EXERCISE:
Output the entries verbatim, including every line.
-------------------------
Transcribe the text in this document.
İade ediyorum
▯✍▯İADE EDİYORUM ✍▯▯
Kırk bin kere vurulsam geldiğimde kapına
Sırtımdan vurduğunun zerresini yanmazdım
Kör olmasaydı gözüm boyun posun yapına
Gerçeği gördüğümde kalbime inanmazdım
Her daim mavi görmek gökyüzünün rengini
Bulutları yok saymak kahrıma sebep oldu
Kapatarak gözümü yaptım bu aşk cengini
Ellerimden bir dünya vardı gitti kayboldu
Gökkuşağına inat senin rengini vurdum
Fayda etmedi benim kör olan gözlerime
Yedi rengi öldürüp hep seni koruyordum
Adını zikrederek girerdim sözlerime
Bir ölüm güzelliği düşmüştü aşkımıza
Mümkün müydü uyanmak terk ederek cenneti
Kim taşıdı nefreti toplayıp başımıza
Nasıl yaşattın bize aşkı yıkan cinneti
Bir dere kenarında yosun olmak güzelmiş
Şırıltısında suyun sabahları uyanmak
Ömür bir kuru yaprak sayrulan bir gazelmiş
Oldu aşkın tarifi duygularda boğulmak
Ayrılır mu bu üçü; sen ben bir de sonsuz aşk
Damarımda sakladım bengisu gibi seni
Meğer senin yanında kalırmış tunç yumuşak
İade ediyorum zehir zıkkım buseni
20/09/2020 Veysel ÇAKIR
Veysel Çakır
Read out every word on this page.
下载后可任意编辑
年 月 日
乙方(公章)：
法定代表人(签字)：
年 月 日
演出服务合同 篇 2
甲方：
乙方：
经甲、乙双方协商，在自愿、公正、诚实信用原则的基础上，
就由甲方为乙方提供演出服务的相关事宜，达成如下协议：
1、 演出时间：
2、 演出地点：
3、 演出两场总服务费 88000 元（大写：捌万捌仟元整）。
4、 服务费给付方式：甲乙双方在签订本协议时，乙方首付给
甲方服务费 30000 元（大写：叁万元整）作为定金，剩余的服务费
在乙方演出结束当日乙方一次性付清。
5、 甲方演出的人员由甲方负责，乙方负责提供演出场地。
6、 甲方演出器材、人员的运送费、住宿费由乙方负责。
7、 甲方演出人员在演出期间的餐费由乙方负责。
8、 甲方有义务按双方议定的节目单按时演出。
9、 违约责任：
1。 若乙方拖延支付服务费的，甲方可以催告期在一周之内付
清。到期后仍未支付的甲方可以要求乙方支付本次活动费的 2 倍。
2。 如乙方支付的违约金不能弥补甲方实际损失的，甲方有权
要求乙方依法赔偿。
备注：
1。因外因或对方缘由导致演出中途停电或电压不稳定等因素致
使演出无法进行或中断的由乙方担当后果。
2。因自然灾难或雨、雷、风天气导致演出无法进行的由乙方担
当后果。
-------------------------
TASK RESPONSE:
Transcribe the text in this document.
İade ediyorum
▯✍▯İADE EDİYORUM ✍▯▯
Kırk bin kere vurulsam geldiğimde kapına
Sırtımdan vurduğunun zerresini yanmazdım
Kör olmasaydı gözüm boyun posun yapına
Gerçeği gördüğümde kalbime inanmazdım
Her daim mavi görmek gökyüzünün rengini
Bulutları yok saymak kahrıma sebep oldu
Kapatarak gözümü yaptım bu aşk cengini
Ellerimden bir dünya vardı gitti kayboldu
Gökkuşağına inat senin rengini vurdum
Fayda etmedi benim kör olan gözlerime
Yedi rengi öldürüp hep seni koruyordum
Adını zikrederek girerdim sözlerime
Bir ölüm güzelliği düşmüştü aşkımıza
Mümkün müydü uyanmak terk ederek cenneti
Kim taşıdı nefreti toplayıp başımıza
Nasıl yaşattın bize aşkı yıkan cinneti
Bir dere kenarında yosun olmak güzelmiş
Şırıltısında suyun sabahları uyanmak
Ömür bir kuru yaprak sayrulan bir gazelmiş
Oldu aşkın tarifi duygularda boğulmak
Ayrılır mu bu üçü; sen ben bir de sonsuz aşk
Damarımda sakladım bengisu gibi seni
Meğer senin yanında kalırmış tunç yumuşak
İade ediyorum zehir zıkkım buseni
20/09/2020 Veysel ÇAKIR
Veysel Çakır
Read out every word on this page.
下载后可任意编辑
年 月 日
乙方(公章)：
法定代表人(签字)：
年 月 日
演出服务合同 篇 2
甲方：
乙方：
经甲、乙双方协商，在自愿、公正、诚实信用原则的基础上，
就由甲方为乙方提供演出服务的相关事宜，达成如下协议：
1、 演出时间：
2、 演出地点：
3、 演出两场总服务费 88000 元（大写：捌万捌仟元整）。
4、 服务费给付方式：甲乙双方在签订本协议时，乙方首付给
甲方服务费 30000 元（大写：叁万元整）作为定金，剩余的服务费
在乙方演出结束当日乙方一次性付清。
5、 甲方演出的人员由甲方负责，乙方负责提供演出场地。
6、 甲方演出器材、人员的运送费、住宿费由乙方负责。
7、 甲方演出人员在演出期间的餐费由乙方负责。
8、 甲方有义务按双方议定的节目单按时演出。
9、 违约责任：
1。 若乙方拖延支付服务费的，甲方可以催告期在一周之内付
清。到期后仍未支付的甲方可以要求乙方支付本次活动费的 2 倍。
2。 如乙方支付的违约金不能弥补甲方实际损失的，甲方有权
要求乙方依法赔偿。
备注：
1。因外因或对方缘由导致演出中途停电或电压不稳定等因素致
使演出无法进行或中断的由乙方担当后果。
2。因自然灾难或雨、雷、风天气导致演出无法进行的由乙方担
当后果。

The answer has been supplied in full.